● Short exercise:
Repeat each line word for word.

● Excerpted data:
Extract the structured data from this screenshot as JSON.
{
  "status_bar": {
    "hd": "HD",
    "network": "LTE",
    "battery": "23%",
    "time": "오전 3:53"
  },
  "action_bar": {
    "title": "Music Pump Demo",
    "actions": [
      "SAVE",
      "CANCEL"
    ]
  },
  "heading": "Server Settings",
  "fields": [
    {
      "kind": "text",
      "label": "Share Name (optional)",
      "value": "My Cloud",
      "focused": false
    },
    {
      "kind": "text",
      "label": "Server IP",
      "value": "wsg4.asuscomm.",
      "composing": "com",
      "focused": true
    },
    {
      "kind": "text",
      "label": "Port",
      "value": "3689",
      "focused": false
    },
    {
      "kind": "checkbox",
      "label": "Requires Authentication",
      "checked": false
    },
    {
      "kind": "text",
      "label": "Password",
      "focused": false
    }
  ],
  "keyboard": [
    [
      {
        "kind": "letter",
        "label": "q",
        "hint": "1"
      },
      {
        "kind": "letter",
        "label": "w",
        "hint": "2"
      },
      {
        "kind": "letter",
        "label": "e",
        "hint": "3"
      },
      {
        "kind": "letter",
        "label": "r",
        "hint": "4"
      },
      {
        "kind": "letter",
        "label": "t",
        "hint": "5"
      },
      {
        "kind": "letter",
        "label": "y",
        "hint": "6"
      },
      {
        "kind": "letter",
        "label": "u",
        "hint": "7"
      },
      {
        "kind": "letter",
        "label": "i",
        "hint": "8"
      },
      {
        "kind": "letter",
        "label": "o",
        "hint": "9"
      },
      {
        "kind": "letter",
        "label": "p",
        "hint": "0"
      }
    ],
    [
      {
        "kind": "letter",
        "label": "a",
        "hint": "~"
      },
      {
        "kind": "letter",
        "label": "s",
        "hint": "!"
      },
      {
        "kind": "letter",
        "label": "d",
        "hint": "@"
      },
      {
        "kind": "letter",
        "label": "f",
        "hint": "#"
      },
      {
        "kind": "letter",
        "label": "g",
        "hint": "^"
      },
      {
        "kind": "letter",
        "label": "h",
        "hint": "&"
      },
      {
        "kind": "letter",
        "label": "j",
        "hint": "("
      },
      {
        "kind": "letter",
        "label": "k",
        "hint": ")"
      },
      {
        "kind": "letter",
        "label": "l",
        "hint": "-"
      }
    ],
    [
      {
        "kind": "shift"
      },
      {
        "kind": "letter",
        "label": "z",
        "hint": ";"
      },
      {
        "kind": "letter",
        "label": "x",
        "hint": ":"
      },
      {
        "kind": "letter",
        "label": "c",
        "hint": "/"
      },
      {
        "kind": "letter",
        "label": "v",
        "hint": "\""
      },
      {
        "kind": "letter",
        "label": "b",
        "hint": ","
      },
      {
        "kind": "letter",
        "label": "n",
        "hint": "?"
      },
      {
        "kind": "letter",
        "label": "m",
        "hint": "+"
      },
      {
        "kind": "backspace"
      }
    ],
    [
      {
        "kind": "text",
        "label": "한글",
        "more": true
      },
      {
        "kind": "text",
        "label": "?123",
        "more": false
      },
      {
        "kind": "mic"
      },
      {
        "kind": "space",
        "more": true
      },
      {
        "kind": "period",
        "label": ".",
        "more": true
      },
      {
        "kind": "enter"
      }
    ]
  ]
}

● Exercise response:
Extract the structured data from this screenshot as JSON.
{
  "status_bar": {
    "hd": "HD",
    "network": "LTE",
    "battery": "23%",
    "time": "오전 3:53"
  },
  "action_bar": {
    "title": "Music Pump Demo",
    "actions": [
      "SAVE",
      "CANCEL"
    ]
  },
  "heading": "Server Settings",
  "fields": [
    {
      "kind": "text",
      "label": "Share Name (optional)",
      "value": "My Cloud",
      "focused": false
    },
    {
      "kind": "text",
      "label": "Server IP",
      "value": "wsg4.asuscomm.",
      "composing": "com",
      "focused": true
    },
    {
      "kind": "text",
      "label": "Port",
      "value": "3689",
      "focused": false
    },
    {
      "kind": "checkbox",
      "label": "Requires Authentication",
      "checked": false
    },
    {
      "kind": "text",
      "label": "Password",
      "focused": false
    }
  ],
  "keyboard": [
    [
      {
        "kind": "letter",
        "label": "q",
        "hint": "1"
      },
      {
        "kind": "letter",
        "label": "w",
        "hint": "2"
      },
      {
        "kind": "letter",
        "label": "e",
        "hint": "3"
      },
      {
        "kind": "letter",
        "label": "r",
        "hint": "4"
      },
      {
        "kind": "letter",
        "label": "t",
        "hint": "5"
      },
      {
        "kind": "letter",
        "label": "y",
        "hint": "6"
      },
      {
        "kind": "letter",
        "label": "u",
        "hint": "7"
      },
      {
        "kind": "letter",
        "label": "i",
        "hint": "8"
      },
      {
        "kind": "letter",
        "label": "o",
        "hint": "9"
      },
      {
        "kind": "letter",
        "label": "p",
        "hint": "0"
      }
    ],
    [
      {
        "kind": "letter",
        "label": "a",
        "hint": "~"
      },
      {
        "kind": "letter",
        "label": "s",
        "hint": "!"
      },
      {
        "kind": "letter",
        "label": "d",
        "hint": "@"
      },
      {
        "kind": "letter",
        "label": "f",
        "hint": "#"
      },
      {
        "kind": "letter",
        "label": "g",
        "hint": "^"
      },
      {
        "kind": "letter",
        "label": "h",
        "hint": "&"
      },
      {
        "kind": "letter",
        "label": "j",
        "hint": "("
      },
      {
        "kind": "letter",
        "label": "k",
        "hint": ")"
      },
      {
        "kind": "letter",
        "label": "l",
        "hint": "-"
      }
    ],
    [
      {
        "kind": "shift"
      },
      {
        "kind": "letter",
        "label": "z",
        "hint": ";"
      },
      {
        "kind": "letter",
        "label": "x",
        "hint": ":"
      },
      {
        "kind": "letter",
        "label": "c",
        "hint": "/"
      },
      {
        "kind": "letter",
        "label": "v",
        "hint": "\""
      },
      {
        "kind": "letter",
        "label": "b",
        "hint": ","
      },
      {
        "kind": "letter",
        "label": "n",
        "hint": "?"
      },
      {
        "kind": "letter",
        "label": "m",
        "hint": "+"
      },
      {
        "kind": "backspace"
      }
    ],
    [
      {
        "kind": "text",
        "label": "한글",
        "more": true
      },
      {
        "kind": "text",
        "label": "?123",
        "more": false
      },
      {
        "kind": "mic"
      },
      {
        "kind": "space",
        "more": true
      },
      {
        "kind": "period",
        "label": ".",
        "more": true
      },
      {
        "kind": "enter"
      }
    ]
  ]
}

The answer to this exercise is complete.